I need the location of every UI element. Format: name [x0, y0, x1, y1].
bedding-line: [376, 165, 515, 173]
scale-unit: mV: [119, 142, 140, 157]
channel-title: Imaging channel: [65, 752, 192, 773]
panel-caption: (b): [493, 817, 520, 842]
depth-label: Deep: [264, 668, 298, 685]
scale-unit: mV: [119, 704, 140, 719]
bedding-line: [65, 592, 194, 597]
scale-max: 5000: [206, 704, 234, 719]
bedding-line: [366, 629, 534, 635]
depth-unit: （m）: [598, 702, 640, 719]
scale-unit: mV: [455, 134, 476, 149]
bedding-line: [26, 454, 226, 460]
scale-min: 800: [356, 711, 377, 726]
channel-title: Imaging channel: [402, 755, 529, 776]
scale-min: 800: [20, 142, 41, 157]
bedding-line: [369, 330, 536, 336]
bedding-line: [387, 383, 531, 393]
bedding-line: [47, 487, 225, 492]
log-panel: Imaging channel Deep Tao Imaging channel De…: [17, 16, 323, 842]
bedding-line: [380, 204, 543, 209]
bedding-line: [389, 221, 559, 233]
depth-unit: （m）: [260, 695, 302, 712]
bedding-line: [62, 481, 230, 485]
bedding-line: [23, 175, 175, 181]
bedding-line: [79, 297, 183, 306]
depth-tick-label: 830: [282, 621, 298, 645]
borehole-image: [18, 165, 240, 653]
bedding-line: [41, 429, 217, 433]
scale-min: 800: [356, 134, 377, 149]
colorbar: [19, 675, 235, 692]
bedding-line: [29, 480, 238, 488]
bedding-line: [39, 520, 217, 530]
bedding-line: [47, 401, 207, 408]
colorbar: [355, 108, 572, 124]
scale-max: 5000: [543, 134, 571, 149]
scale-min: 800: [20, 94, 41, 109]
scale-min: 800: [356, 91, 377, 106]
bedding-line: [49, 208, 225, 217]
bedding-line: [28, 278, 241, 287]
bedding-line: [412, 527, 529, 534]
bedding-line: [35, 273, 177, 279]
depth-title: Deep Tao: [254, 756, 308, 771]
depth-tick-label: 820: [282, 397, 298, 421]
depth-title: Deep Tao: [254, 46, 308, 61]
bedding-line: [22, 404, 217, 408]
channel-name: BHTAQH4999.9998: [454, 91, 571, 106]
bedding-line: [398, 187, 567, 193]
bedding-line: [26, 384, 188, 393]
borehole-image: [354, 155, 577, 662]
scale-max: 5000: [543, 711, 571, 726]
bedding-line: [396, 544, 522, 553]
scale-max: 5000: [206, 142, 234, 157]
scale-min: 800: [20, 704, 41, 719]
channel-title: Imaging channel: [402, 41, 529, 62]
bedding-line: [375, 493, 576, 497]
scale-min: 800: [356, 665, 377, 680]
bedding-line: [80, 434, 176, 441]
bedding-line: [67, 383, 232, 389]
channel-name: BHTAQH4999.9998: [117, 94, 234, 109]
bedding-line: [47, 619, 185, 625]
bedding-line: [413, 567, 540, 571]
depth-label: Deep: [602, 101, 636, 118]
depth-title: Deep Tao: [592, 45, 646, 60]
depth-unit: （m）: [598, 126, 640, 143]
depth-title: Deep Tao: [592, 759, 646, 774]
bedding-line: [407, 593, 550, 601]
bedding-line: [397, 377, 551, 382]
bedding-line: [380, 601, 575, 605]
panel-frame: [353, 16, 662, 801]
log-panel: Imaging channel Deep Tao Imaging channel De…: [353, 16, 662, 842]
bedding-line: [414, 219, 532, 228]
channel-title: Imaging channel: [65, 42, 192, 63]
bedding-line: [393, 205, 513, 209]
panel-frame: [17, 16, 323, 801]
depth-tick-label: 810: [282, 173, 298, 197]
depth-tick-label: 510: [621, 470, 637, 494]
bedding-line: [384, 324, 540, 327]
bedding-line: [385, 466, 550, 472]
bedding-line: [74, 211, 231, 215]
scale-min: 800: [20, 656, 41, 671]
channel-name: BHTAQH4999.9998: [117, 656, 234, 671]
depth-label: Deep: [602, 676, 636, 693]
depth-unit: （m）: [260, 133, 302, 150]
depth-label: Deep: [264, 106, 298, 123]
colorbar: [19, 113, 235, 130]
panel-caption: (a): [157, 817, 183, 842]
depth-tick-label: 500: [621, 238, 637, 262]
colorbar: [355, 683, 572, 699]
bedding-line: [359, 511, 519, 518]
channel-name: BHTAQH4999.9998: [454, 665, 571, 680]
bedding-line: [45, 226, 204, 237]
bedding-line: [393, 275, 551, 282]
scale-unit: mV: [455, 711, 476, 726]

:::::

§ **The task**
Return, unchanged, the stretch of the material above from its first line through the line containing "bedding-line: [62, 481, 230, 485]".

§ **Written solution**
I need the location of every UI element. Format: name [x0, y0, x1, y1].
bedding-line: [376, 165, 515, 173]
scale-unit: mV: [119, 142, 140, 157]
channel-title: Imaging channel: [65, 752, 192, 773]
panel-caption: (b): [493, 817, 520, 842]
depth-label: Deep: [264, 668, 298, 685]
scale-unit: mV: [119, 704, 140, 719]
bedding-line: [65, 592, 194, 597]
scale-max: 5000: [206, 704, 234, 719]
bedding-line: [366, 629, 534, 635]
depth-unit: （m）: [598, 702, 640, 719]
scale-unit: mV: [455, 134, 476, 149]
bedding-line: [26, 454, 226, 460]
scale-min: 800: [356, 711, 377, 726]
channel-title: Imaging channel: [402, 755, 529, 776]
scale-min: 800: [20, 142, 41, 157]
bedding-line: [369, 330, 536, 336]
bedding-line: [387, 383, 531, 393]
bedding-line: [47, 487, 225, 492]
log-panel: Imaging channel Deep Tao Imaging channel De…: [17, 16, 323, 842]
bedding-line: [380, 204, 543, 209]
bedding-line: [389, 221, 559, 233]
depth-unit: （m）: [260, 695, 302, 712]
bedding-line: [62, 481, 230, 485]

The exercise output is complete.